◆ **DIRECTIVE**
Write out every entry, unchanged. Skip any picture.

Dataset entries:
◇ ◇ ◇

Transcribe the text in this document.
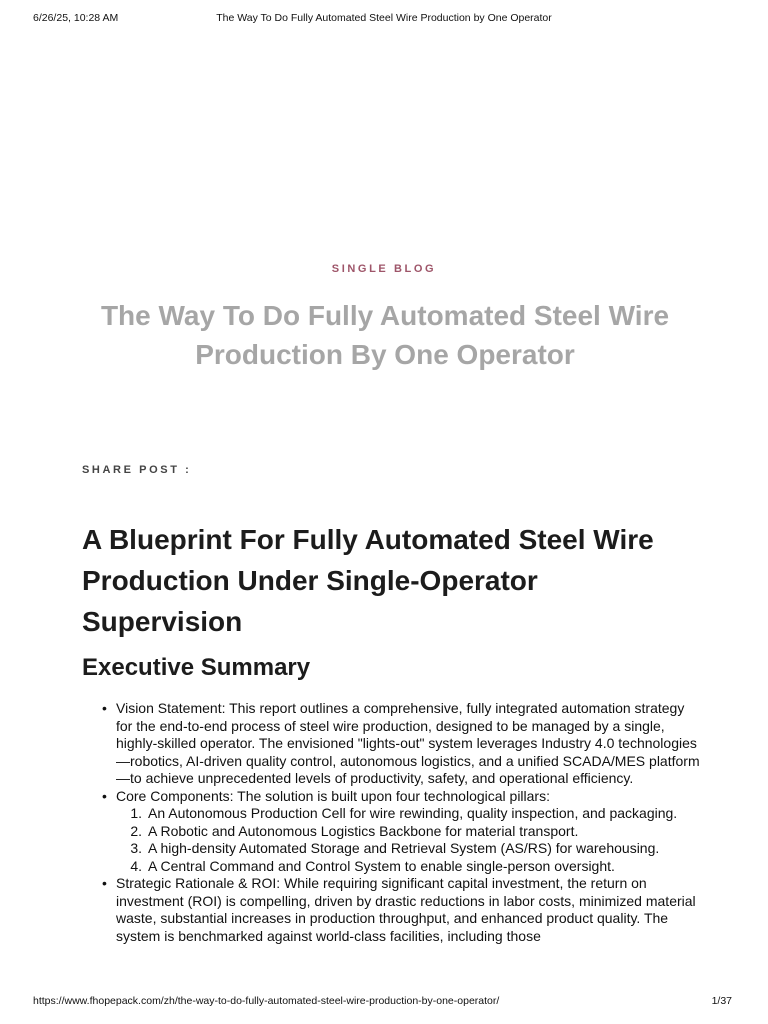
6/26/25, 10:28 AM	The Way To Do Fully Automated Steel Wire Production by One Operator
SINGLE BLOG
The Way To Do Fully Automated Steel Wire Production By One Operator
SHARE POST :
A Blueprint For Fully Automated Steel Wire Production Under Single-Operator Supervision
Executive Summary
• Vision Statement: This report outlines a comprehensive, fully integrated automation strategy for the end-to-end process of steel wire production, designed to be managed by a single, highly-skilled operator. The envisioned "lights-out" system leverages Industry 4.0 technologies—robotics, AI-driven quality control, autonomous logistics, and a unified SCADA/MES platform—to achieve unprecedented levels of productivity, safety, and operational efficiency.
• Core Components: The solution is built upon four technological pillars:
1. An Autonomous Production Cell for wire rewinding, quality inspection, and packaging.
2. A Robotic and Autonomous Logistics Backbone for material transport.
3. A high-density Automated Storage and Retrieval System (AS/RS) for warehousing.
4. A Central Command and Control System to enable single-person oversight.
• Strategic Rationale & ROI: While requiring significant capital investment, the return on investment (ROI) is compelling, driven by drastic reductions in labor costs, minimized material waste, substantial increases in production throughput, and enhanced product quality. The system is benchmarked against world-class facilities, including those
https://www.fhopepack.com/zh/the-way-to-do-fully-automated-steel-wire-production-by-one-operator/	1/37
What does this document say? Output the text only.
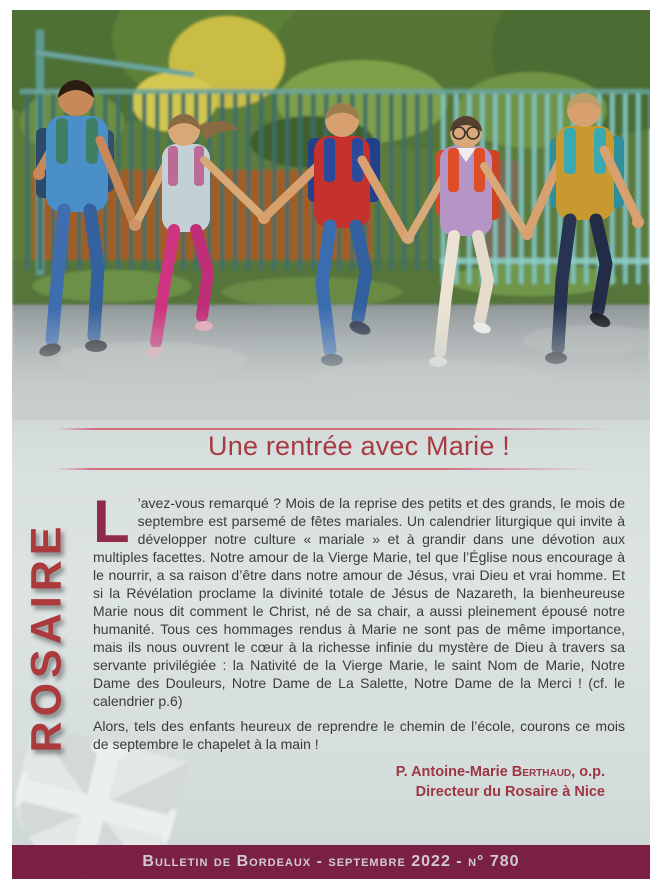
Une rentrée avec Marie !
ROSAIRE

L ’avez-vous remarqué ? Mois de la reprise des petits et des grands, le mois de septembre est parsemé de fêtes mariales. Un calendrier liturgique qui invite à développer notre culture « mariale » et à grandir dans une dévotion aux multiples facettes. Notre amour de la Vierge Marie, tel que l’Église nous encourage à le nourrir, a sa raison d’être dans notre amour de Jésus, vrai Dieu et vrai homme. Et si la Révélation proclame la divinité totale de Jésus de Nazareth, la bienheureuse Marie nous dit comment le Christ, né de sa chair, a aussi pleinement épousé notre humanité. Tous ces hommages rendus à Marie ne sont pas de même importance, mais ils nous ouvrent le cœur à la richesse infinie du mystère de Dieu à travers sa servante privilégiée : la Nativité de la Vierge Marie, le saint Nom de Marie, Notre Dame des Douleurs, Notre Dame de La Salette, Notre Dame de la Merci ! (cf. le calendrier p.6)

Alors, tels des enfants heureux de reprendre le chemin de l’école, courons ce mois de septembre le chapelet à la main !

P. Antoine-Marie Berthaud, o.p.
Directeur du Rosaire à Nice
Bulletin de Bordeaux - septembre 2022 - n° 780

◇ ◇ ◇

◆ **SOLUTION BELOW**
Transcribe the text in this document.
6/26/25, 10:28 AM	The Way To Do Fully Automated Steel Wire Production by One Operator
SINGLE BLOG
The Way To Do Fully Automated Steel Wire Production By One Operator
SHARE POST :
A Blueprint For Fully Automated Steel Wire Production Under Single-Operator Supervision
Executive Summary
• Vision Statement: This report outlines a comprehensive, fully integrated automation strategy for the end-to-end process of steel wire production, designed to be managed by a single, highly-skilled operator. The envisioned "lights-out" system leverages Industry 4.0 technologies—robotics, AI-driven quality control, autonomous logistics, and a unified SCADA/MES platform—to achieve unprecedented levels of productivity, safety, and operational efficiency.
• Core Components: The solution is built upon four technological pillars:
1. An Autonomous Production Cell for wire rewinding, quality inspection, and packaging.
2. A Robotic and Autonomous Logistics Backbone for material transport.
3. A high-density Automated Storage and Retrieval System (AS/RS) for warehousing.
4. A Central Command and Control System to enable single-person oversight.
• Strategic Rationale & ROI: While requiring significant capital investment, the return on investment (ROI) is compelling, driven by drastic reductions in labor costs, minimized material waste, substantial increases in production throughput, and enhanced product quality. The system is benchmarked against world-class facilities, including those
https://www.fhopepack.com/zh/the-way-to-do-fully-automated-steel-wire-production-by-one-operator/	1/37
What does this document say? Output the text only.
Une rentrée avec Marie !
ROSAIRE

L ’avez-vous remarqué ? Mois de la reprise des petits et des grands, le mois de septembre est parsemé de fêtes mariales. Un calendrier liturgique qui invite à développer notre culture « mariale » et à grandir dans une dévotion aux multiples facettes. Notre amour de la Vierge Marie, tel que l’Église nous encourage à le nourrir, a sa raison d’être dans notre amour de Jésus, vrai Dieu et vrai homme. Et si la Révélation proclame la divinité totale de Jésus de Nazareth, la bienheureuse Marie nous dit comment le Christ, né de sa chair, a aussi pleinement épousé notre humanité. Tous ces hommages rendus à Marie ne sont pas de même importance, mais ils nous ouvrent le cœur à la richesse infinie du mystère de Dieu à travers sa servante privilégiée : la Nativité de la Vierge Marie, le saint Nom de Marie, Notre Dame des Douleurs, Notre Dame de La Salette, Notre Dame de la Merci ! (cf. le calendrier p.6)

Alors, tels des enfants heureux de reprendre le chemin de l’école, courons ce mois de septembre le chapelet à la main !

P. Antoine-Marie Berthaud, o.p.
Directeur du Rosaire à Nice
Bulletin de Bordeaux - septembre 2022 - n° 780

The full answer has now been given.